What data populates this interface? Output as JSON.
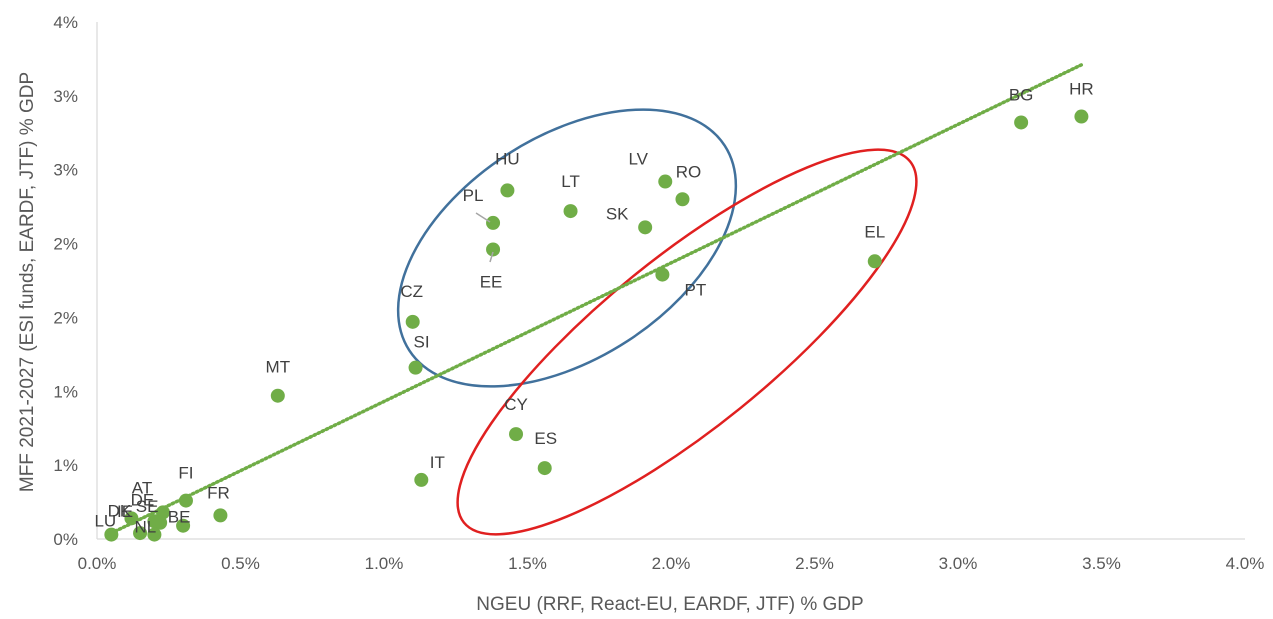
{
  "chart_data": {
    "type": "scatter",
    "xlabel": "NGEU (RRF, React-EU, EARDF, JTF) % GDP",
    "ylabel": "MFF 2021-2027 (ESI funds, EARDF, JTF) % GDP",
    "xlim": [
      0,
      0.04
    ],
    "ylim": [
      0,
      0.035
    ],
    "x_ticks": [
      "0.0%",
      "0.5%",
      "1.0%",
      "1.5%",
      "2.0%",
      "2.5%",
      "3.0%",
      "3.5%",
      "4.0%"
    ],
    "y_ticks": [
      "0%",
      "1%",
      "1%",
      "2%",
      "2%",
      "3%",
      "3%",
      "4%"
    ],
    "trendline": {
      "style": "dotted",
      "color": "#70ad47",
      "from": [
        0.0005,
        0.0004
      ],
      "to": [
        0.0343,
        0.0321
      ]
    },
    "marker_color": "#70ad47",
    "points": [
      {
        "label": "HR",
        "x": 0.0343,
        "y": 0.0286
      },
      {
        "label": "BG",
        "x": 0.0322,
        "y": 0.0282
      },
      {
        "label": "EL",
        "x": 0.0271,
        "y": 0.0188
      },
      {
        "label": "RO",
        "x": 0.0204,
        "y": 0.023
      },
      {
        "label": "LV",
        "x": 0.0198,
        "y": 0.0242
      },
      {
        "label": "PT",
        "x": 0.0197,
        "y": 0.0179
      },
      {
        "label": "SK",
        "x": 0.0191,
        "y": 0.0211
      },
      {
        "label": "LT",
        "x": 0.0165,
        "y": 0.0222
      },
      {
        "label": "HU",
        "x": 0.0143,
        "y": 0.0236
      },
      {
        "label": "PL",
        "x": 0.0138,
        "y": 0.0214
      },
      {
        "label": "EE",
        "x": 0.0138,
        "y": 0.0196
      },
      {
        "label": "CZ",
        "x": 0.011,
        "y": 0.0147
      },
      {
        "label": "SI",
        "x": 0.0111,
        "y": 0.0116
      },
      {
        "label": "ES",
        "x": 0.0156,
        "y": 0.0048
      },
      {
        "label": "CY",
        "x": 0.0146,
        "y": 0.0071
      },
      {
        "label": "IT",
        "x": 0.0113,
        "y": 0.004
      },
      {
        "label": "MT",
        "x": 0.0063,
        "y": 0.0097
      },
      {
        "label": "FR",
        "x": 0.0043,
        "y": 0.0016
      },
      {
        "label": "FI",
        "x": 0.0031,
        "y": 0.0026
      },
      {
        "label": "BE",
        "x": 0.003,
        "y": 0.0009
      },
      {
        "label": "AT",
        "x": 0.0023,
        "y": 0.0018
      },
      {
        "label": "SE",
        "x": 0.0022,
        "y": 0.0011
      },
      {
        "label": "DE",
        "x": 0.002,
        "y": 0.0012
      },
      {
        "label": "NL",
        "x": 0.002,
        "y": 0.0003
      },
      {
        "label": "IE",
        "x": 0.0015,
        "y": 0.0004
      },
      {
        "label": "DK",
        "x": 0.0012,
        "y": 0.0014
      },
      {
        "label": "LU",
        "x": 0.0005,
        "y": 0.0003
      }
    ],
    "highlight_groups": [
      {
        "color": "#41719c",
        "members": [
          "HU",
          "PL",
          "EE",
          "LT",
          "LV",
          "RO",
          "SK",
          "PT",
          "CZ",
          "SI"
        ]
      },
      {
        "color": "#e02020",
        "members": [
          "EL",
          "CY",
          "ES"
        ]
      }
    ]
  }
}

-*-*-

• Problem: Reproduce all of the material above word for word. Omit the pictures.

• Task response:
What data populates this interface? Output as JSON.
{
  "chart_data": {
    "type": "scatter",
    "xlabel": "NGEU (RRF, React-EU, EARDF, JTF) % GDP",
    "ylabel": "MFF 2021-2027 (ESI funds, EARDF, JTF) % GDP",
    "xlim": [
      0,
      0.04
    ],
    "ylim": [
      0,
      0.035
    ],
    "x_ticks": [
      "0.0%",
      "0.5%",
      "1.0%",
      "1.5%",
      "2.0%",
      "2.5%",
      "3.0%",
      "3.5%",
      "4.0%"
    ],
    "y_ticks": [
      "0%",
      "1%",
      "1%",
      "2%",
      "2%",
      "3%",
      "3%",
      "4%"
    ],
    "trendline": {
      "style": "dotted",
      "color": "#70ad47",
      "from": [
        0.0005,
        0.0004
      ],
      "to": [
        0.0343,
        0.0321
      ]
    },
    "marker_color": "#70ad47",
    "points": [
      {
        "label": "HR",
        "x": 0.0343,
        "y": 0.0286
      },
      {
        "label": "BG",
        "x": 0.0322,
        "y": 0.0282
      },
      {
        "label": "EL",
        "x": 0.0271,
        "y": 0.0188
      },
      {
        "label": "RO",
        "x": 0.0204,
        "y": 0.023
      },
      {
        "label": "LV",
        "x": 0.0198,
        "y": 0.0242
      },
      {
        "label": "PT",
        "x": 0.0197,
        "y": 0.0179
      },
      {
        "label": "SK",
        "x": 0.0191,
        "y": 0.0211
      },
      {
        "label": "LT",
        "x": 0.0165,
        "y": 0.0222
      },
      {
        "label": "HU",
        "x": 0.0143,
        "y": 0.0236
      },
      {
        "label": "PL",
        "x": 0.0138,
        "y": 0.0214
      },
      {
        "label": "EE",
        "x": 0.0138,
        "y": 0.0196
      },
      {
        "label": "CZ",
        "x": 0.011,
        "y": 0.0147
      },
      {
        "label": "SI",
        "x": 0.0111,
        "y": 0.0116
      },
      {
        "label": "ES",
        "x": 0.0156,
        "y": 0.0048
      },
      {
        "label": "CY",
        "x": 0.0146,
        "y": 0.0071
      },
      {
        "label": "IT",
        "x": 0.0113,
        "y": 0.004
      },
      {
        "label": "MT",
        "x": 0.0063,
        "y": 0.0097
      },
      {
        "label": "FR",
        "x": 0.0043,
        "y": 0.0016
      },
      {
        "label": "FI",
        "x": 0.0031,
        "y": 0.0026
      },
      {
        "label": "BE",
        "x": 0.003,
        "y": 0.0009
      },
      {
        "label": "AT",
        "x": 0.0023,
        "y": 0.0018
      },
      {
        "label": "SE",
        "x": 0.0022,
        "y": 0.0011
      },
      {
        "label": "DE",
        "x": 0.002,
        "y": 0.0012
      },
      {
        "label": "NL",
        "x": 0.002,
        "y": 0.0003
      },
      {
        "label": "IE",
        "x": 0.0015,
        "y": 0.0004
      },
      {
        "label": "DK",
        "x": 0.0012,
        "y": 0.0014
      },
      {
        "label": "LU",
        "x": 0.0005,
        "y": 0.0003
      }
    ],
    "highlight_groups": [
      {
        "color": "#41719c",
        "members": [
          "HU",
          "PL",
          "EE",
          "LT",
          "LV",
          "RO",
          "SK",
          "PT",
          "CZ",
          "SI"
        ]
      },
      {
        "color": "#e02020",
        "members": [
          "EL",
          "CY",
          "ES"
        ]
      }
    ]
  }
}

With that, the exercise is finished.